- Problem to work on
The records are to be restated in their entirety, word for word.

- Records for this task
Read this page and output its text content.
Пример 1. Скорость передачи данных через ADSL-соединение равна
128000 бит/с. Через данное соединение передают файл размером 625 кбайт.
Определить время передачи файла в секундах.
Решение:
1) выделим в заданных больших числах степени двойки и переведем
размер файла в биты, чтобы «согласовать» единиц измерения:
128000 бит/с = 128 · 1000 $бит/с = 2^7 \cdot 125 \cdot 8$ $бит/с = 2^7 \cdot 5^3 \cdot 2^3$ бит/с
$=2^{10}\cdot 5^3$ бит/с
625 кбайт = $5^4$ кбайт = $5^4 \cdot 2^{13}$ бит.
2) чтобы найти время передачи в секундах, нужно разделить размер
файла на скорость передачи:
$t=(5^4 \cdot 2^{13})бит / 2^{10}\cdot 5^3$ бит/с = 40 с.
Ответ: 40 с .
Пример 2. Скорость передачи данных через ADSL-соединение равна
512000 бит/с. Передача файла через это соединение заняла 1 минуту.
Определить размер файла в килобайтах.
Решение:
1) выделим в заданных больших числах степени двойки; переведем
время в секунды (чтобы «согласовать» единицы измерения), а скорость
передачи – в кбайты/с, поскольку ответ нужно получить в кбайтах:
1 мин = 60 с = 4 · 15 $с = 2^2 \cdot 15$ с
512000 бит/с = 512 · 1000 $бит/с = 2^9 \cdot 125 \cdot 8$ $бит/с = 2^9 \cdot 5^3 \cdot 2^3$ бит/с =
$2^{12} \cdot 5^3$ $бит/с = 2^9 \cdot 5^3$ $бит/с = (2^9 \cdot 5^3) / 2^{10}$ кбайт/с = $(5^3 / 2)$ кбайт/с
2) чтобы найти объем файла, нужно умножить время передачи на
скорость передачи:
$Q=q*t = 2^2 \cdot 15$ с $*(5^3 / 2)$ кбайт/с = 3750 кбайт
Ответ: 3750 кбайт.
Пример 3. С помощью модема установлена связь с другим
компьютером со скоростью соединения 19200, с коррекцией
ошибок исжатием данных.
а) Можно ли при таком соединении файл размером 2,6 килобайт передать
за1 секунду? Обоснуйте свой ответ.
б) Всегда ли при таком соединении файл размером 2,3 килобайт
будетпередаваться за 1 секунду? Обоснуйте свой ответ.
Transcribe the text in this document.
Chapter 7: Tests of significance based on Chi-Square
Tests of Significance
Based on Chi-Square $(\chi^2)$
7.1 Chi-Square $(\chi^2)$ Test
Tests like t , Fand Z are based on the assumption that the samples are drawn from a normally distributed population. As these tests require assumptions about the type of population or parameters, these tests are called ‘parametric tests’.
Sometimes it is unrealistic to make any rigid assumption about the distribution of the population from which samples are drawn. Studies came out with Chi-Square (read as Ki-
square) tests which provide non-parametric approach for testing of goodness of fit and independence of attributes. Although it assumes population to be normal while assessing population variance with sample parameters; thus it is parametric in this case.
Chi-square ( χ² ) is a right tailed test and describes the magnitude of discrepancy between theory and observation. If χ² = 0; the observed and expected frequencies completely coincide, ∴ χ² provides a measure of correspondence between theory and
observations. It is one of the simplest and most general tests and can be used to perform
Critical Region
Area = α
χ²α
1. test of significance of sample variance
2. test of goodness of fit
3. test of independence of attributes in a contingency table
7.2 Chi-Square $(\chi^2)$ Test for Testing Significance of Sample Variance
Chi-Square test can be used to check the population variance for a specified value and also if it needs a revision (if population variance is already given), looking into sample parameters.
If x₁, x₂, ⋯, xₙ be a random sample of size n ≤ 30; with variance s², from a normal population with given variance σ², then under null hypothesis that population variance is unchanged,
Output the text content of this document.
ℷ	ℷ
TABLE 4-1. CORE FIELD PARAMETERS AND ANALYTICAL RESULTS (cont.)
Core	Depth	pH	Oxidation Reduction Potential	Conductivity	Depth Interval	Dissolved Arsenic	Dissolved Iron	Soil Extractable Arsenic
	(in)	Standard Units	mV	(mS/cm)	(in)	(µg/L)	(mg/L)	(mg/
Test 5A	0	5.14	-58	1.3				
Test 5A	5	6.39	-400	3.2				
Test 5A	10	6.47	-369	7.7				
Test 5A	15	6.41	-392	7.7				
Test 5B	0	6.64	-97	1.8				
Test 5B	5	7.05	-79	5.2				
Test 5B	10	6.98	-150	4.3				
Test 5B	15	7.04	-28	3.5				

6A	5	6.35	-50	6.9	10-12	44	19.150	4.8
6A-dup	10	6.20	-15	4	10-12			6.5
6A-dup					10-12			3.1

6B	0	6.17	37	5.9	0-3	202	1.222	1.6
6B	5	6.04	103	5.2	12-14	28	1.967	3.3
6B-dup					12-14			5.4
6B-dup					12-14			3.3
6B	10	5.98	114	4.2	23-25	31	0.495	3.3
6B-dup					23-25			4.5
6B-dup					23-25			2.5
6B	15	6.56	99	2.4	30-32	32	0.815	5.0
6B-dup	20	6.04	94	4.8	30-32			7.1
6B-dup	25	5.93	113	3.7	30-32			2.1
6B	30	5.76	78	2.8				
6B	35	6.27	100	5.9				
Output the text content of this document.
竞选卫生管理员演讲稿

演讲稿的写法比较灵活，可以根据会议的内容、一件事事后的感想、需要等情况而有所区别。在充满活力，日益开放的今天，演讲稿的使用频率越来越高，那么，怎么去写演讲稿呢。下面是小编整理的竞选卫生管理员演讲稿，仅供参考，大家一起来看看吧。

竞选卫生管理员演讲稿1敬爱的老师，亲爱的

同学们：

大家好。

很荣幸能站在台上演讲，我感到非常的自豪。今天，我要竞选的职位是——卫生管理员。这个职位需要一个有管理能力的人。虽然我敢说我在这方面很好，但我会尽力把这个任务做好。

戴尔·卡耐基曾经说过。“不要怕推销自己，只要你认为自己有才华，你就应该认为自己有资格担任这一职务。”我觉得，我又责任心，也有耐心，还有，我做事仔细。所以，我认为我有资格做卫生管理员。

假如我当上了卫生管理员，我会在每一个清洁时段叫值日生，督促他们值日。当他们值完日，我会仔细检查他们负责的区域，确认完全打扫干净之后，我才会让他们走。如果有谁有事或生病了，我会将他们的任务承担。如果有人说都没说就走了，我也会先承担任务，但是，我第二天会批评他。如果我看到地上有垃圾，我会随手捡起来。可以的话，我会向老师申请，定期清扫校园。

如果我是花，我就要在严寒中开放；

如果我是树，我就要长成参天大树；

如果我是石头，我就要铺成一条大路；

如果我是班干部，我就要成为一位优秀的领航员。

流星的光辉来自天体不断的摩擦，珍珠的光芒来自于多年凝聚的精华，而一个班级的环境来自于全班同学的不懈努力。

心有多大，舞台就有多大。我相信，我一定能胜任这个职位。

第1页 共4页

- Task answer
Read this page and output its text content.
Пример 1. Скорость передачи данных через ADSL-соединение равна
128000 бит/с. Через данное соединение передают файл размером 625 кбайт.
Определить время передачи файла в секундах.
Решение:
1) выделим в заданных больших числах степени двойки и переведем
размер файла в биты, чтобы «согласовать» единиц измерения:
128000 бит/с = 128 · 1000 $бит/с = 2^7 \cdot 125 \cdot 8$ $бит/с = 2^7 \cdot 5^3 \cdot 2^3$ бит/с
$=2^{10}\cdot 5^3$ бит/с
625 кбайт = $5^4$ кбайт = $5^4 \cdot 2^{13}$ бит.
2) чтобы найти время передачи в секундах, нужно разделить размер
файла на скорость передачи:
$t=(5^4 \cdot 2^{13})бит / 2^{10}\cdot 5^3$ бит/с = 40 с.
Ответ: 40 с .
Пример 2. Скорость передачи данных через ADSL-соединение равна
512000 бит/с. Передача файла через это соединение заняла 1 минуту.
Определить размер файла в килобайтах.
Решение:
1) выделим в заданных больших числах степени двойки; переведем
время в секунды (чтобы «согласовать» единицы измерения), а скорость
передачи – в кбайты/с, поскольку ответ нужно получить в кбайтах:
1 мин = 60 с = 4 · 15 $с = 2^2 \cdot 15$ с
512000 бит/с = 512 · 1000 $бит/с = 2^9 \cdot 125 \cdot 8$ $бит/с = 2^9 \cdot 5^3 \cdot 2^3$ бит/с =
$2^{12} \cdot 5^3$ $бит/с = 2^9 \cdot 5^3$ $бит/с = (2^9 \cdot 5^3) / 2^{10}$ кбайт/с = $(5^3 / 2)$ кбайт/с
2) чтобы найти объем файла, нужно умножить время передачи на
скорость передачи:
$Q=q*t = 2^2 \cdot 15$ с $*(5^3 / 2)$ кбайт/с = 3750 кбайт
Ответ: 3750 кбайт.
Пример 3. С помощью модема установлена связь с другим
компьютером со скоростью соединения 19200, с коррекцией
ошибок исжатием данных.
а) Можно ли при таком соединении файл размером 2,6 килобайт передать
за1 секунду? Обоснуйте свой ответ.
б) Всегда ли при таком соединении файл размером 2,3 килобайт
будетпередаваться за 1 секунду? Обоснуйте свой ответ.
Transcribe the text in this document.
Chapter 7: Tests of significance based on Chi-Square
Tests of Significance
Based on Chi-Square $(\chi^2)$
7.1 Chi-Square $(\chi^2)$ Test
Tests like t , Fand Z are based on the assumption that the samples are drawn from a normally distributed population. As these tests require assumptions about the type of population or parameters, these tests are called ‘parametric tests’.
Sometimes it is unrealistic to make any rigid assumption about the distribution of the population from which samples are drawn. Studies came out with Chi-Square (read as Ki-
square) tests which provide non-parametric approach for testing of goodness of fit and independence of attributes. Although it assumes population to be normal while assessing population variance with sample parameters; thus it is parametric in this case.
Chi-square ( χ² ) is a right tailed test and describes the magnitude of discrepancy between theory and observation. If χ² = 0; the observed and expected frequencies completely coincide, ∴ χ² provides a measure of correspondence between theory and
observations. It is one of the simplest and most general tests and can be used to perform
Critical Region
Area = α
χ²α
1. test of significance of sample variance
2. test of goodness of fit
3. test of independence of attributes in a contingency table
7.2 Chi-Square $(\chi^2)$ Test for Testing Significance of Sample Variance
Chi-Square test can be used to check the population variance for a specified value and also if it needs a revision (if population variance is already given), looking into sample parameters.
If x₁, x₂, ⋯, xₙ be a random sample of size n ≤ 30; with variance s², from a normal population with given variance σ², then under null hypothesis that population variance is unchanged,
Output the text content of this document.
ℷ	ℷ
TABLE 4-1. CORE FIELD PARAMETERS AND ANALYTICAL RESULTS (cont.)
Core	Depth	pH	Oxidation Reduction Potential	Conductivity	Depth Interval	Dissolved Arsenic	Dissolved Iron	Soil Extractable Arsenic
	(in)	Standard Units	mV	(mS/cm)	(in)	(µg/L)	(mg/L)	(mg/
Test 5A	0	5.14	-58	1.3				
Test 5A	5	6.39	-400	3.2				
Test 5A	10	6.47	-369	7.7				
Test 5A	15	6.41	-392	7.7				
Test 5B	0	6.64	-97	1.8				
Test 5B	5	7.05	-79	5.2				
Test 5B	10	6.98	-150	4.3				
Test 5B	15	7.04	-28	3.5				

6A	5	6.35	-50	6.9	10-12	44	19.150	4.8
6A-dup	10	6.20	-15	4	10-12			6.5
6A-dup					10-12			3.1

6B	0	6.17	37	5.9	0-3	202	1.222	1.6
6B	5	6.04	103	5.2	12-14	28	1.967	3.3
6B-dup					12-14			5.4
6B-dup					12-14			3.3
6B	10	5.98	114	4.2	23-25	31	0.495	3.3
6B-dup					23-25			4.5
6B-dup					23-25			2.5
6B	15	6.56	99	2.4	30-32	32	0.815	5.0
6B-dup	20	6.04	94	4.8	30-32			7.1
6B-dup	25	5.93	113	3.7	30-32			2.1
6B	30	5.76	78	2.8				
6B	35	6.27	100	5.9				
Output the text content of this document.
竞选卫生管理员演讲稿

演讲稿的写法比较灵活，可以根据会议的内容、一件事事后的感想、需要等情况而有所区别。在充满活力，日益开放的今天，演讲稿的使用频率越来越高，那么，怎么去写演讲稿呢。下面是小编整理的竞选卫生管理员演讲稿，仅供参考，大家一起来看看吧。

竞选卫生管理员演讲稿1敬爱的老师，亲爱的

同学们：

大家好。

很荣幸能站在台上演讲，我感到非常的自豪。今天，我要竞选的职位是——卫生管理员。这个职位需要一个有管理能力的人。虽然我敢说我在这方面很好，但我会尽力把这个任务做好。

戴尔·卡耐基曾经说过。“不要怕推销自己，只要你认为自己有才华，你就应该认为自己有资格担任这一职务。”我觉得，我又责任心，也有耐心，还有，我做事仔细。所以，我认为我有资格做卫生管理员。

假如我当上了卫生管理员，我会在每一个清洁时段叫值日生，督促他们值日。当他们值完日，我会仔细检查他们负责的区域，确认完全打扫干净之后，我才会让他们走。如果有谁有事或生病了，我会将他们的任务承担。如果有人说都没说就走了，我也会先承担任务，但是，我第二天会批评他。如果我看到地上有垃圾，我会随手捡起来。可以的话，我会向老师申请，定期清扫校园。

如果我是花，我就要在严寒中开放；

如果我是树，我就要长成参天大树；

如果我是石头，我就要铺成一条大路；

如果我是班干部，我就要成为一位优秀的领航员。

流星的光辉来自天体不断的摩擦，珍珠的光芒来自于多年凝聚的精华，而一个班级的环境来自于全班同学的不懈努力。

心有多大，舞台就有多大。我相信，我一定能胜任这个职位。

第1页 共4页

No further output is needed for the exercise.